:: What the exercise asks ::
Your task is to transcribe all of the data below exactly, omitting the images.

:: Dataset records ::

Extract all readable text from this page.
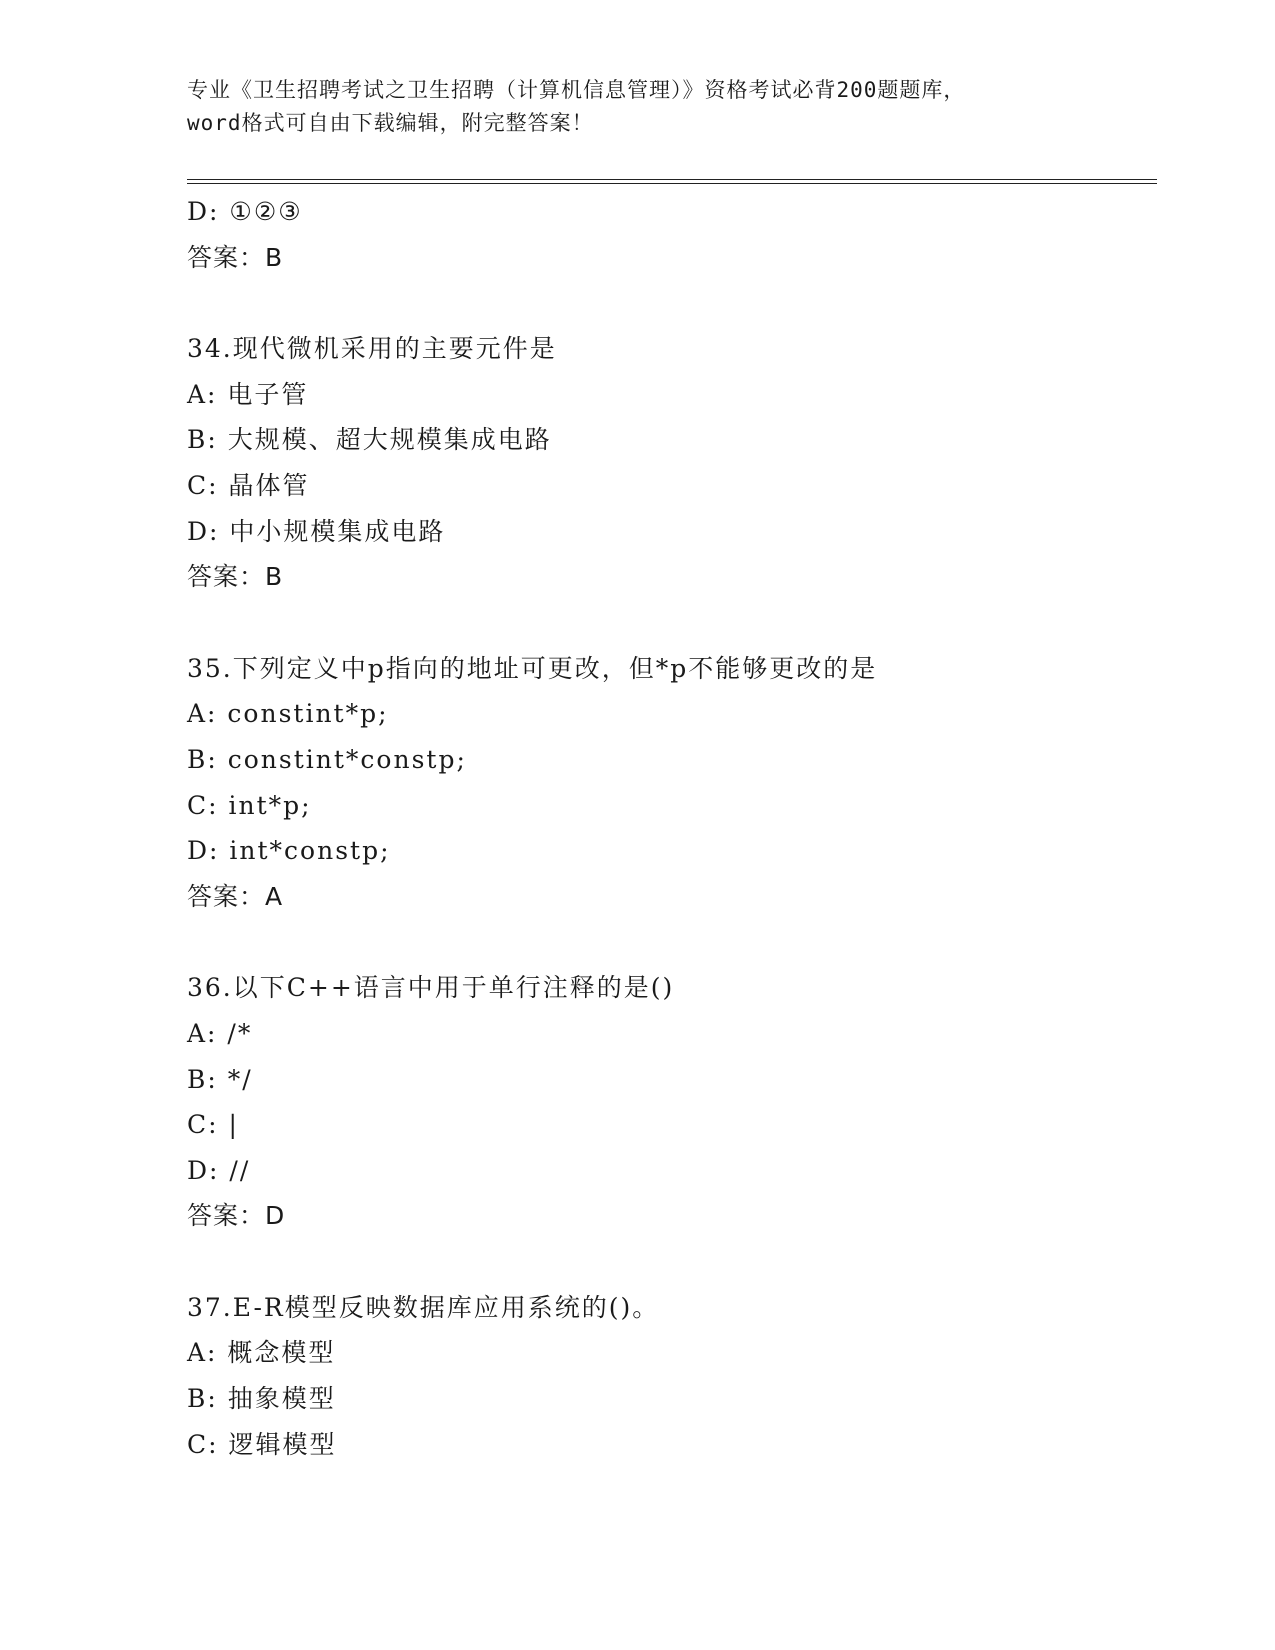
专业《卫生招聘考试之卫生招聘（计算机信息管理）》资格考试必背200题题库，
word格式可自由下载编辑，附完整答案！
D: ①②③
答案：B
34.现代微机采用的主要元件是
A: 电子管
B: 大规模、超大规模集成电路
C: 晶体管
D: 中小规模集成电路
答案：B
35.下列定义中p指向的地址可更改，但*p不能够更改的是
A: constint*p;
B: constint*constp;
C: int*p;
D: int*constp;
答案：A
36.以下C++语言中用于单行注释的是()
A: /*
B: */
C: |
D: //
答案：D
37.E-R模型反映数据库应用系统的()。
A: 概念模型
B: 抽象模型
C: 逻辑模型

:: Reply ::
Extract all readable text from this page.
专业《卫生招聘考试之卫生招聘（计算机信息管理）》资格考试必背200题题库，
word格式可自由下载编辑，附完整答案！
D: ①②③
答案：B
34.现代微机采用的主要元件是
A: 电子管
B: 大规模、超大规模集成电路
C: 晶体管
D: 中小规模集成电路
答案：B
35.下列定义中p指向的地址可更改，但*p不能够更改的是
A: constint*p;
B: constint*constp;
C: int*p;
D: int*constp;
答案：A
36.以下C++语言中用于单行注释的是()
A: /*
B: */
C: |
D: //
答案：D
37.E-R模型反映数据库应用系统的()。
A: 概念模型
B: 抽象模型
C: 逻辑模型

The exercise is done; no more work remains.